▸ **Problem statement**
Find the string "this" and gather every line that holds it.

▸ **Records for the task**

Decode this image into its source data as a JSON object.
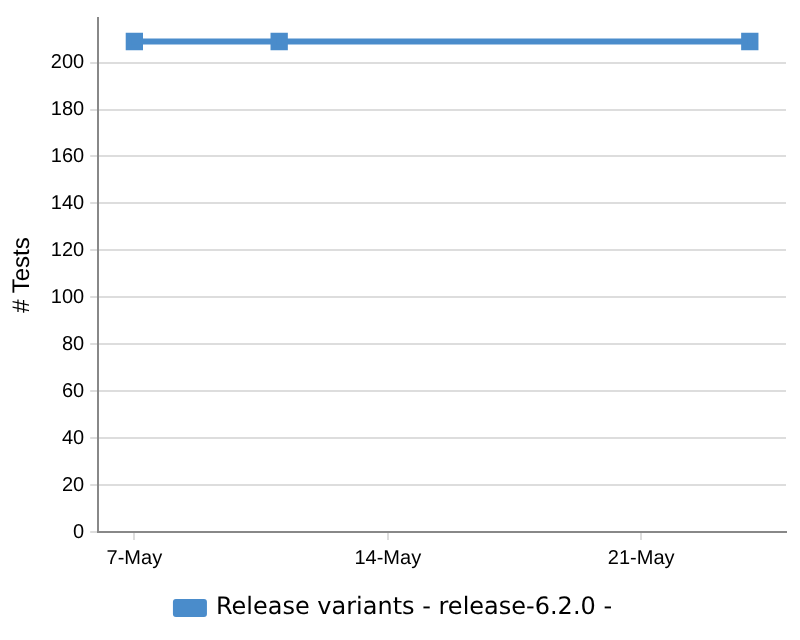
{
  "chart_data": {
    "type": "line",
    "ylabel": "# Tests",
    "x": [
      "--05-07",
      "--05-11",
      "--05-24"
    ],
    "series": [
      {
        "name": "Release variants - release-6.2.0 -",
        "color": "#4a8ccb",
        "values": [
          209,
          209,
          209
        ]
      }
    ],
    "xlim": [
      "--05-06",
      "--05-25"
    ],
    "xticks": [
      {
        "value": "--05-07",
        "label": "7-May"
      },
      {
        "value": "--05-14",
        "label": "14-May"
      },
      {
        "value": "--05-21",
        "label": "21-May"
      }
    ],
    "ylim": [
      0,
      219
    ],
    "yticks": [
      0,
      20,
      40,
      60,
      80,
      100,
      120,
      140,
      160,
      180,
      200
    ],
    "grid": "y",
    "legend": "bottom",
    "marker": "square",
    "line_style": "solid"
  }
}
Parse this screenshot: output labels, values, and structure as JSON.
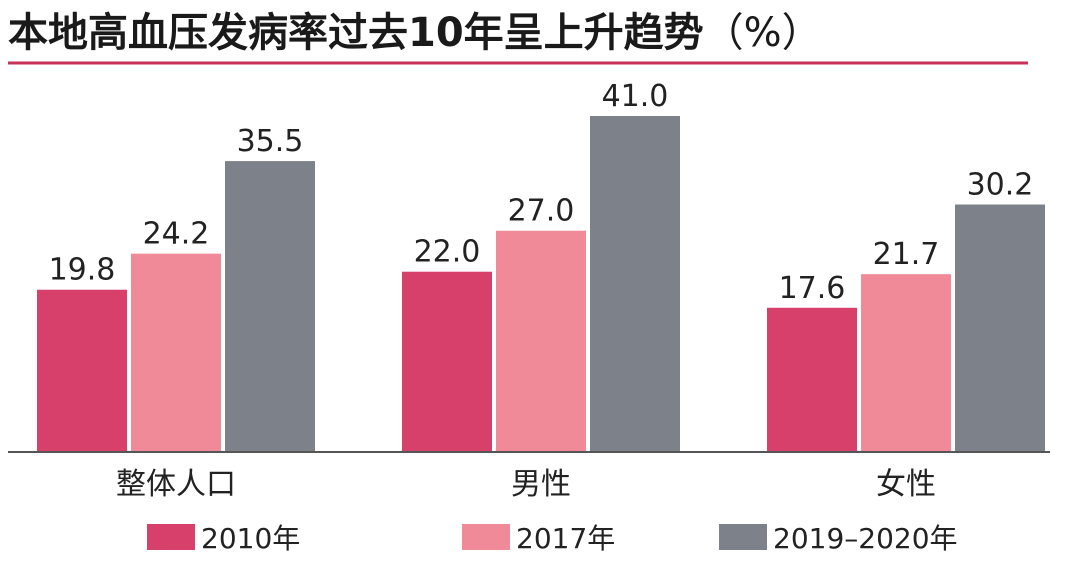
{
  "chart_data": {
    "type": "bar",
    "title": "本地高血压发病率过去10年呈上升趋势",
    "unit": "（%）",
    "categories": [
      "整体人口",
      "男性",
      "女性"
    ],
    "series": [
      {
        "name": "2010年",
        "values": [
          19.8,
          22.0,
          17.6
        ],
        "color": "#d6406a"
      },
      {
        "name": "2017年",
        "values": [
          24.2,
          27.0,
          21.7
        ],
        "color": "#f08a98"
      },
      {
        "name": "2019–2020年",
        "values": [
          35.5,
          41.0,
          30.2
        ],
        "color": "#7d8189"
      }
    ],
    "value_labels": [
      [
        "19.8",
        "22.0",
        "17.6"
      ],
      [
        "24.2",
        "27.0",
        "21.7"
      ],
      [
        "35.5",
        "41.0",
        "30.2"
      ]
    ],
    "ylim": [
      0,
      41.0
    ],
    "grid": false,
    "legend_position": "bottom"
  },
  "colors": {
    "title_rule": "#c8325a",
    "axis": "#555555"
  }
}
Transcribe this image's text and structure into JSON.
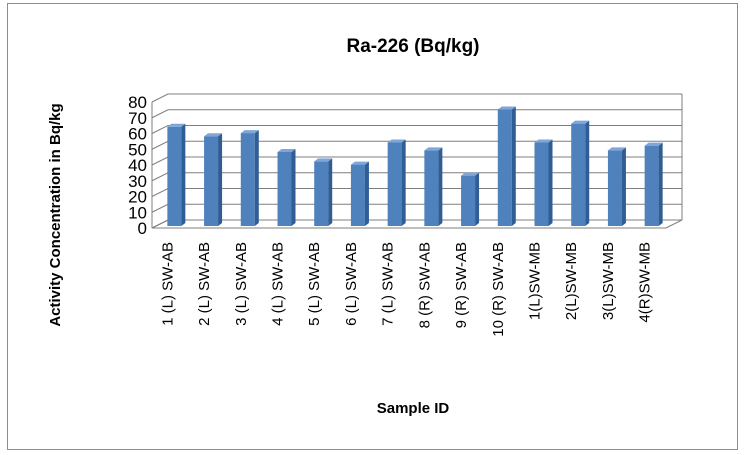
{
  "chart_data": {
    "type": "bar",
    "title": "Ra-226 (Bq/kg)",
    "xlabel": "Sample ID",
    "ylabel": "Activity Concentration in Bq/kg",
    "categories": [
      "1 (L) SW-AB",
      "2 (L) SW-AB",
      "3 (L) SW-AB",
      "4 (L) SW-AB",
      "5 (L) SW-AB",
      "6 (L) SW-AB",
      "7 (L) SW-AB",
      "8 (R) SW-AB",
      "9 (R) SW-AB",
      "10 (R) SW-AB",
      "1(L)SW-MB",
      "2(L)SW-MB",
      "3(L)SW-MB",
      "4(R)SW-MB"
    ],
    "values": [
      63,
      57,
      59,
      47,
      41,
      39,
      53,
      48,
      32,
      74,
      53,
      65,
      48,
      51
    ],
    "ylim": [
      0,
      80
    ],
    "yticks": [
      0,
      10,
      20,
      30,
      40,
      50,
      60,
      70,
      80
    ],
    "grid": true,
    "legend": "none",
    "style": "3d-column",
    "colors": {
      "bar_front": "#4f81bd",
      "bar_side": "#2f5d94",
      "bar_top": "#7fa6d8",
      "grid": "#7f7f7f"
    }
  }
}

▸ **Final answer**
Decode this image into its source data as a JSON object.
Parse this screenshot: output labels, values, and structure as JSON.
Transcribe this image's text and structure into JSON.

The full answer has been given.